DATA FOR THIS TASK:
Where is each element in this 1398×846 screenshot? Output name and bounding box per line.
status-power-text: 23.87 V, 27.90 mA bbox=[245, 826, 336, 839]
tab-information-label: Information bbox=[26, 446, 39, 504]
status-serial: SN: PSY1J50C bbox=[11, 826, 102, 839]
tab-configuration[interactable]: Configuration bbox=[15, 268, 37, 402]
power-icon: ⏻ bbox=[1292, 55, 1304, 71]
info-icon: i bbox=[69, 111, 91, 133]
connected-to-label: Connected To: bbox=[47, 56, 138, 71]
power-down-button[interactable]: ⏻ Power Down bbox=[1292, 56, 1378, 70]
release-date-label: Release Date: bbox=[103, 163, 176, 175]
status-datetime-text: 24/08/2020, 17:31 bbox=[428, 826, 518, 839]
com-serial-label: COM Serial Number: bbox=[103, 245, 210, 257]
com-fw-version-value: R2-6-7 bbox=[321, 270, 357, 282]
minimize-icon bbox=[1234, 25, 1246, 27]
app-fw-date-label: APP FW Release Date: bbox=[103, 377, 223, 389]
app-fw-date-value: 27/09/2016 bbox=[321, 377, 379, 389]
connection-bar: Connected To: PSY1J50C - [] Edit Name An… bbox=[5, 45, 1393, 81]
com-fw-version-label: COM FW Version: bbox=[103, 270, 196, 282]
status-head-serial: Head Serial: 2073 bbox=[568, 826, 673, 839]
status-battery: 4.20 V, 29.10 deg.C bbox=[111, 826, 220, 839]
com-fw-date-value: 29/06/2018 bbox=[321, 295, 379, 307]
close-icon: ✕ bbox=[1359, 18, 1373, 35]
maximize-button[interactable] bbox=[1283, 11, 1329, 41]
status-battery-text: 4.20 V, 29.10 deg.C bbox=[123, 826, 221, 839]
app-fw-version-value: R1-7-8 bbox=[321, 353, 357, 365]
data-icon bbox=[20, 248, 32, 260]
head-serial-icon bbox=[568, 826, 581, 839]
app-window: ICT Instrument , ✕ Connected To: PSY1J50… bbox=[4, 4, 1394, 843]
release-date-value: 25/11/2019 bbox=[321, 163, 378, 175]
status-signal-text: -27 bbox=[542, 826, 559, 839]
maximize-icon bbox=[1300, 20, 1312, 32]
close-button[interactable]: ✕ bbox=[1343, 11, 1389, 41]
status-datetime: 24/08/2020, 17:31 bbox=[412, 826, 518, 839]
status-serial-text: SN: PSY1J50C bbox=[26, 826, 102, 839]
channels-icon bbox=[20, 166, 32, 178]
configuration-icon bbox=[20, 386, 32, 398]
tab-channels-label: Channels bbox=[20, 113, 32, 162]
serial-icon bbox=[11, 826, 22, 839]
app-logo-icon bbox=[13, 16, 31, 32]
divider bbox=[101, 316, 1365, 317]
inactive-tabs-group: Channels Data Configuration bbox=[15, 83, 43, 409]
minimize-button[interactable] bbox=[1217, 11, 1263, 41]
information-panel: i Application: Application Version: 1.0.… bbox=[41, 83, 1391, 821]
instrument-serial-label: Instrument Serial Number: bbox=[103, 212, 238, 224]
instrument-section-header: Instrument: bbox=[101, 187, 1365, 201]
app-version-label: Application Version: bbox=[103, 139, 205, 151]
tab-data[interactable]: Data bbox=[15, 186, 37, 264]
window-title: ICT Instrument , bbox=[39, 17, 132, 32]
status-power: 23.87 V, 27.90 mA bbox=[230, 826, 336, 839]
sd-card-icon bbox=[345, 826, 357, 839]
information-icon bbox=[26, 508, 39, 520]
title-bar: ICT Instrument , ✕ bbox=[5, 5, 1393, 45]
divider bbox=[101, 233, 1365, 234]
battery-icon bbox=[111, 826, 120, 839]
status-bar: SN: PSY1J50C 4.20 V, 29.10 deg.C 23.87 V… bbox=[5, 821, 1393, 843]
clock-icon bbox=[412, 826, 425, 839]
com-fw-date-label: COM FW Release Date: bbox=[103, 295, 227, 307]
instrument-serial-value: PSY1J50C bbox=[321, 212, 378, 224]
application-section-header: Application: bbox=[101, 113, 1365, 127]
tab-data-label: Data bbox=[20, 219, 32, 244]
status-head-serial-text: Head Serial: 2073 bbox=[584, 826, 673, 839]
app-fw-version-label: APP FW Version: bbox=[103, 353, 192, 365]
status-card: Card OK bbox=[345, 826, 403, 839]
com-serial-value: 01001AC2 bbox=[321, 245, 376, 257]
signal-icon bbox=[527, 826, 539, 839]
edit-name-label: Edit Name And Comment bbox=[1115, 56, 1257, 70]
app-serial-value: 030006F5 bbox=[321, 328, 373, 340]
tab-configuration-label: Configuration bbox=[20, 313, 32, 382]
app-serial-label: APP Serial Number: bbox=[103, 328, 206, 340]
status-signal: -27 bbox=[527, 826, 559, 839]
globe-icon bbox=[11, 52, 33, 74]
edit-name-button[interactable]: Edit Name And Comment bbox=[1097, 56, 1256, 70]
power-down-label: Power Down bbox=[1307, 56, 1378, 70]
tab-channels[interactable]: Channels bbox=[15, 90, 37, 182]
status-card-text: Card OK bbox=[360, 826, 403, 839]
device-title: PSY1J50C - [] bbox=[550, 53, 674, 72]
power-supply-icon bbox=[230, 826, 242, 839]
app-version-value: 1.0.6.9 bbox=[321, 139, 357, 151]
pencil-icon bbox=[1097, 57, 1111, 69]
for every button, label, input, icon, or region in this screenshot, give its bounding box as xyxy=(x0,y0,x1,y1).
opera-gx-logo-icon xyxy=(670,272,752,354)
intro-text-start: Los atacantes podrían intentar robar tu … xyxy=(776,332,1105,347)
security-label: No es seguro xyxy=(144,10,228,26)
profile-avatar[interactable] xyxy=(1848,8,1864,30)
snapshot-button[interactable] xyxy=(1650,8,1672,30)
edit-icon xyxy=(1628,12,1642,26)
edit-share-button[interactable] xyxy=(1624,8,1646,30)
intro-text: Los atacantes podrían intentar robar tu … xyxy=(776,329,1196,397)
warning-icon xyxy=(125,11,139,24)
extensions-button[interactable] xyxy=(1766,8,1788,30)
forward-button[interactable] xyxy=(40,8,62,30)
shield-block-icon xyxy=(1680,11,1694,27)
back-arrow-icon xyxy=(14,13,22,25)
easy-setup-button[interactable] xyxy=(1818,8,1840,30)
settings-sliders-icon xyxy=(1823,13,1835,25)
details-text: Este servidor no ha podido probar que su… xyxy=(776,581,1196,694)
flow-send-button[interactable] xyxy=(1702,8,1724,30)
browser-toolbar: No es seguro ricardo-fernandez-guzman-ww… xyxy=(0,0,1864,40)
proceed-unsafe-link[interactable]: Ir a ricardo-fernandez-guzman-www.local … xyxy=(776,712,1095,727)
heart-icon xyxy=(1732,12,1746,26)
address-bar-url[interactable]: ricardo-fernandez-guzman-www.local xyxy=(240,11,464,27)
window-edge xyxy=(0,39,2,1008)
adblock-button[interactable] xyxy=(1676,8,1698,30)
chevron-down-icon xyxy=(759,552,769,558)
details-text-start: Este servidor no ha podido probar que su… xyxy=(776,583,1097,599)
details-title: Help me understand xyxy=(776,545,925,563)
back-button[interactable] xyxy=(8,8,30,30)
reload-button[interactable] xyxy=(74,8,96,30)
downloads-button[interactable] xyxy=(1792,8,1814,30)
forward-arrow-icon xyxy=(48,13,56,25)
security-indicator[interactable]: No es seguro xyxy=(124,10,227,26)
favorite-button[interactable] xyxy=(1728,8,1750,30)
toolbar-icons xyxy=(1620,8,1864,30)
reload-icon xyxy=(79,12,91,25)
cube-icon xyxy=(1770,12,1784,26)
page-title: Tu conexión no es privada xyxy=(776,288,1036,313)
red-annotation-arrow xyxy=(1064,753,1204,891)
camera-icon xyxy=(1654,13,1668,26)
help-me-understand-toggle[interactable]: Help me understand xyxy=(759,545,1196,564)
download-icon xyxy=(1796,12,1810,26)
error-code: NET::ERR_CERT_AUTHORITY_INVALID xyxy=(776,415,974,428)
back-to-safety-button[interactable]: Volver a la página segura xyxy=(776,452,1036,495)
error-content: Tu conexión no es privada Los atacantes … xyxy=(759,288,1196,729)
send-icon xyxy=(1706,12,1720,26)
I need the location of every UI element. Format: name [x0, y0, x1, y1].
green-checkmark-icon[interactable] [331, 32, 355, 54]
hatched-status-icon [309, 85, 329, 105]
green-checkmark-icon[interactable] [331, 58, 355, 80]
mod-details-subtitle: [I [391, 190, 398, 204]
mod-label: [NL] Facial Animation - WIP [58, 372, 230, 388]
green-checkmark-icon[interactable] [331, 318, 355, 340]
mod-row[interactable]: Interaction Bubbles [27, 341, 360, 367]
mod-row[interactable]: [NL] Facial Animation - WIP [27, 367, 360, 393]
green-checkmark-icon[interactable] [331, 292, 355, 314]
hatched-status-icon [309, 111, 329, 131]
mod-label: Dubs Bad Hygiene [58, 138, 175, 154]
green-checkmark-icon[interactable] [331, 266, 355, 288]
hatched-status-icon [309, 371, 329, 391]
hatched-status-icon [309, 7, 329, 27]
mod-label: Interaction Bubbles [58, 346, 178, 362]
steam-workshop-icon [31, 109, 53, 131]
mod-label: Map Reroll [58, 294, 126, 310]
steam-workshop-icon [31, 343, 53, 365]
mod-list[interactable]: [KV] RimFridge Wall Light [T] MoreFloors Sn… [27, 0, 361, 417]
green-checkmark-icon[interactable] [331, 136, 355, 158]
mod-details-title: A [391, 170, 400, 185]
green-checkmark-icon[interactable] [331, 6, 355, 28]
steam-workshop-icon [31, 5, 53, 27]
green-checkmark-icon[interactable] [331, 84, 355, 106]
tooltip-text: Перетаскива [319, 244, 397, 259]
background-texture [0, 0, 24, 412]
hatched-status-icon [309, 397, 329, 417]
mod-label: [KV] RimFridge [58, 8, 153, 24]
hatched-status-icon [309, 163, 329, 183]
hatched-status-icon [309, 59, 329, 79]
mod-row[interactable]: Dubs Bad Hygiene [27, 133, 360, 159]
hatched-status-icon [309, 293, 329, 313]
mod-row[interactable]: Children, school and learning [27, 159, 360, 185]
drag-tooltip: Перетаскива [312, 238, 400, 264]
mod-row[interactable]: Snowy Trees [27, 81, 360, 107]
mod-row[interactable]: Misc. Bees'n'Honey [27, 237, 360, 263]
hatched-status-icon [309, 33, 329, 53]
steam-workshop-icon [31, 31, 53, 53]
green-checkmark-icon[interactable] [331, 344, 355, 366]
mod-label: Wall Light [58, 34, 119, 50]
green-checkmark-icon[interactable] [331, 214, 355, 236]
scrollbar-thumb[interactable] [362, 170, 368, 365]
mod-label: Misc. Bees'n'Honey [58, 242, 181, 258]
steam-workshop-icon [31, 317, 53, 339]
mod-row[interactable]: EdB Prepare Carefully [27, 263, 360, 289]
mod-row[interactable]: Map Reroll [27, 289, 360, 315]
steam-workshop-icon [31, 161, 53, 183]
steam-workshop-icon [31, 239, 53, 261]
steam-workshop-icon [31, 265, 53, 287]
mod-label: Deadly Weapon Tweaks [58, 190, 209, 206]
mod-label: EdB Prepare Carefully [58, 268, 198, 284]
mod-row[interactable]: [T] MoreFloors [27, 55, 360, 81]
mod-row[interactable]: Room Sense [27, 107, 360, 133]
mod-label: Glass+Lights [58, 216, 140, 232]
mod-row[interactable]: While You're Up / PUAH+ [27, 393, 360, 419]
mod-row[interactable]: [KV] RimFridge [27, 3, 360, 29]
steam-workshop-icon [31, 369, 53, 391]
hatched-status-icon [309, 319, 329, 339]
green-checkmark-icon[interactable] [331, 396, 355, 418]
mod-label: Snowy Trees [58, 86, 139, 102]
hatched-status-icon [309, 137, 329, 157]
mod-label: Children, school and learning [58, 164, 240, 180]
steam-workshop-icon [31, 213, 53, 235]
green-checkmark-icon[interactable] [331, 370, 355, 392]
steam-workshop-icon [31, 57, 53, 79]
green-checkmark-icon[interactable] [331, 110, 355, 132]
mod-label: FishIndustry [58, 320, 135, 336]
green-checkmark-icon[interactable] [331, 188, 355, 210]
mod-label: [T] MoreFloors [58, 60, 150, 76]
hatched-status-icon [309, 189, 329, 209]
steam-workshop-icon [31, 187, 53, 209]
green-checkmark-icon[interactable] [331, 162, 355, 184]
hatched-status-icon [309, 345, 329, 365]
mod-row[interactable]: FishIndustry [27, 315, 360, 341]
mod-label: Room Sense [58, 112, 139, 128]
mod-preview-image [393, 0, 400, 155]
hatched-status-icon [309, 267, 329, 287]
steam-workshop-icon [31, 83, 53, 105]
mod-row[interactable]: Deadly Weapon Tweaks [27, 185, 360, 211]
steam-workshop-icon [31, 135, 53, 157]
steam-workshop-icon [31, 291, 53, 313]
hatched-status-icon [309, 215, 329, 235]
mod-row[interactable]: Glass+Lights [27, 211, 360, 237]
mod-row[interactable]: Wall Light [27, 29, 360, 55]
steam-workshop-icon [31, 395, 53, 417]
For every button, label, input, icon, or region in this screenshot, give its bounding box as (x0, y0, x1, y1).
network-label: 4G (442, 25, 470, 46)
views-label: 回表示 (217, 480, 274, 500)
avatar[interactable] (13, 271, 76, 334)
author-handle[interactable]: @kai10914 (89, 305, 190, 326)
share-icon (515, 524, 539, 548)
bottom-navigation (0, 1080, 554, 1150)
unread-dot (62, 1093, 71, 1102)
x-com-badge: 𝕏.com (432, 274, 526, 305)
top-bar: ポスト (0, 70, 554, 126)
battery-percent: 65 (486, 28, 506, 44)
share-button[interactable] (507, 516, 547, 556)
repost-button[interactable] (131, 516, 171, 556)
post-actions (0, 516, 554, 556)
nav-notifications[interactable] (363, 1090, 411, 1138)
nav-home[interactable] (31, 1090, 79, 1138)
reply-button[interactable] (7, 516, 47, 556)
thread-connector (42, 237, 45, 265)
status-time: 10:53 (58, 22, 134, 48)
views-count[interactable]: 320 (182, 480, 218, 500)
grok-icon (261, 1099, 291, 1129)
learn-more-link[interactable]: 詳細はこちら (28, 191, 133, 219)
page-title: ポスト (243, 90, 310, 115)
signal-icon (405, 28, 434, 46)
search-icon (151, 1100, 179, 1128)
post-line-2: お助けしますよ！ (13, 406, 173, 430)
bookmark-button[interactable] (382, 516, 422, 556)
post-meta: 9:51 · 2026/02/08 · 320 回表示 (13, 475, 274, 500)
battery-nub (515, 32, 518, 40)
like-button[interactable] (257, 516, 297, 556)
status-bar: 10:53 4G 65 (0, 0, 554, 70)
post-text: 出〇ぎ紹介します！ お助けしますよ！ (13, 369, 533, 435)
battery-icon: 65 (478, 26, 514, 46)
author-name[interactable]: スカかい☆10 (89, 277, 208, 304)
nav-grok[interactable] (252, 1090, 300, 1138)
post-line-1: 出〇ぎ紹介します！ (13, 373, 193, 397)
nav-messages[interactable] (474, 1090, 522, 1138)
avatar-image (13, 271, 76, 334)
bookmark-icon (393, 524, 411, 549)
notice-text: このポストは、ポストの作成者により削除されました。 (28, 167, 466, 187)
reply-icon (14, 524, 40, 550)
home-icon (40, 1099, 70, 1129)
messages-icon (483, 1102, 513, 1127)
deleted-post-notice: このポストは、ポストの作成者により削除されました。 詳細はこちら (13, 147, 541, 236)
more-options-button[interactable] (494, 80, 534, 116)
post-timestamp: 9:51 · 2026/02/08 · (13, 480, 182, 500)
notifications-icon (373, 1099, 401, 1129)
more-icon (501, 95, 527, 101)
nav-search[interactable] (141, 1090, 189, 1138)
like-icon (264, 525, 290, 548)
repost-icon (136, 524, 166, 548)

REQUEST: Report every line of the records above that contains the string "details", treating uppercase and lowercase letters as different.

FULL OUTPUT:
details-text: Este servidor no ha podido probar que su… xyxy=(776,581,1196,694)
details-text-start: Este servidor no ha podido probar que su… xyxy=(776,583,1097,599)
details-title: Help me understand xyxy=(776,545,925,563)
mod-details-subtitle: [I [391, 190, 398, 204]
mod-details-title: A [391, 170, 400, 185]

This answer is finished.